**TASK:**
Skip the pictures and extract all of the lines exactly as written.
++++ EXCERPTED DATA ++++
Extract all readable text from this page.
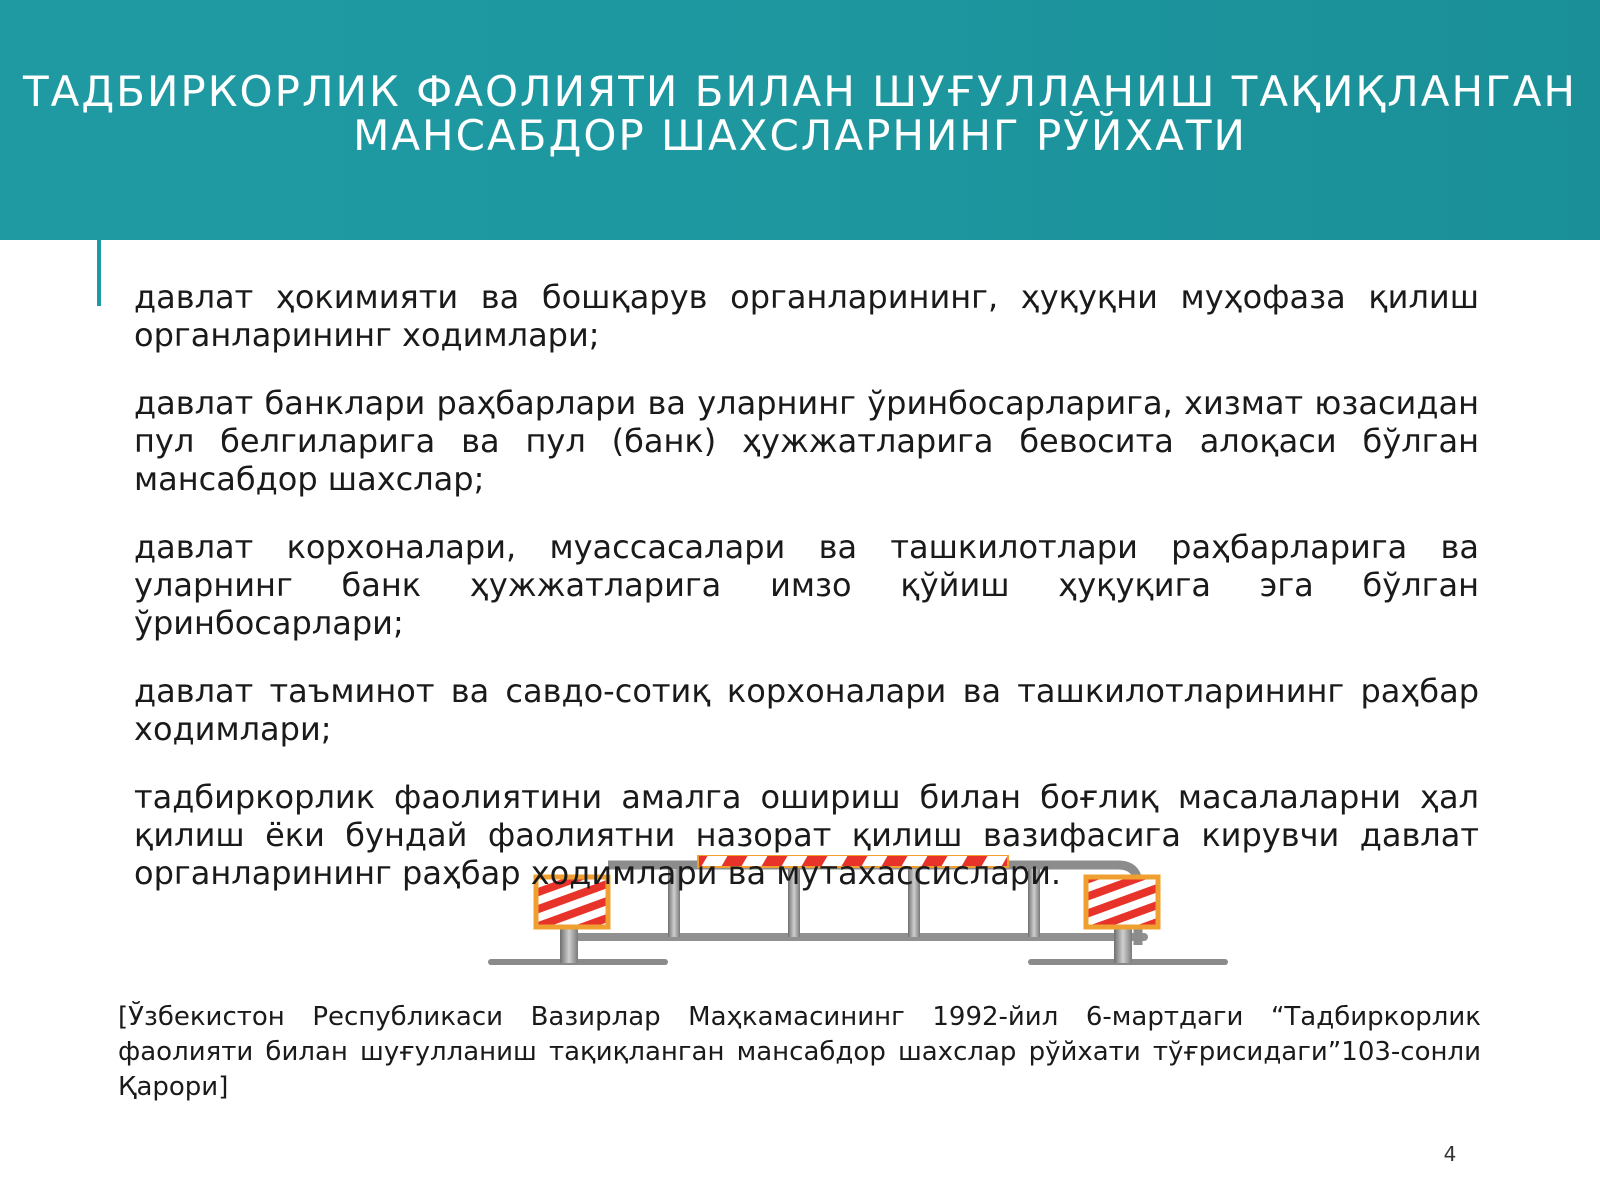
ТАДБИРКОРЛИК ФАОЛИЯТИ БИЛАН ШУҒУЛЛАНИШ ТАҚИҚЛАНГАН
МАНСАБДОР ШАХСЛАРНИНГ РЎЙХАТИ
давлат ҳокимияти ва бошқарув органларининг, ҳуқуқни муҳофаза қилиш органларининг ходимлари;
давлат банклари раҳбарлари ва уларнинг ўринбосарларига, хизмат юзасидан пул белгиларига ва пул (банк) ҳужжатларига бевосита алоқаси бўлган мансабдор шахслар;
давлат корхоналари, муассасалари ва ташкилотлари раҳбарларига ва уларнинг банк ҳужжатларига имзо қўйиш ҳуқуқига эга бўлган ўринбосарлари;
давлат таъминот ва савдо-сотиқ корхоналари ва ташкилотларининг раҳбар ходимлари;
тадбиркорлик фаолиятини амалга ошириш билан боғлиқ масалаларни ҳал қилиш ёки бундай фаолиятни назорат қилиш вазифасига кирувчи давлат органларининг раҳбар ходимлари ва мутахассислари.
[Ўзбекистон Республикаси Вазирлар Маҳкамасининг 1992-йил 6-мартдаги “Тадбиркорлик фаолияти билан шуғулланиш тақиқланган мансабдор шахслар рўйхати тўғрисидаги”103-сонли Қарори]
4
++++
**ANSWER TO THE PROBLEM:**
Extract all readable text from this page.
ТАДБИРКОРЛИК ФАОЛИЯТИ БИЛАН ШУҒУЛЛАНИШ ТАҚИҚЛАНГАН
МАНСАБДОР ШАХСЛАРНИНГ РЎЙХАТИ
давлат ҳокимияти ва бошқарув органларининг, ҳуқуқни муҳофаза қилиш органларининг ходимлари;
давлат банклари раҳбарлари ва уларнинг ўринбосарларига, хизмат юзасидан пул белгиларига ва пул (банк) ҳужжатларига бевосита алоқаси бўлган мансабдор шахслар;
давлат корхоналари, муассасалари ва ташкилотлари раҳбарларига ва уларнинг банк ҳужжатларига имзо қўйиш ҳуқуқига эга бўлган ўринбосарлари;
давлат таъминот ва савдо-сотиқ корхоналари ва ташкилотларининг раҳбар ходимлари;
тадбиркорлик фаолиятини амалга ошириш билан боғлиқ масалаларни ҳал қилиш ёки бундай фаолиятни назорат қилиш вазифасига кирувчи давлат органларининг раҳбар ходимлари ва мутахассислари.
[Ўзбекистон Республикаси Вазирлар Маҳкамасининг 1992-йил 6-мартдаги “Тадбиркорлик фаолияти билан шуғулланиш тақиқланган мансабдор шахслар рўйхати тўғрисидаги”103-сонли Қарори]
4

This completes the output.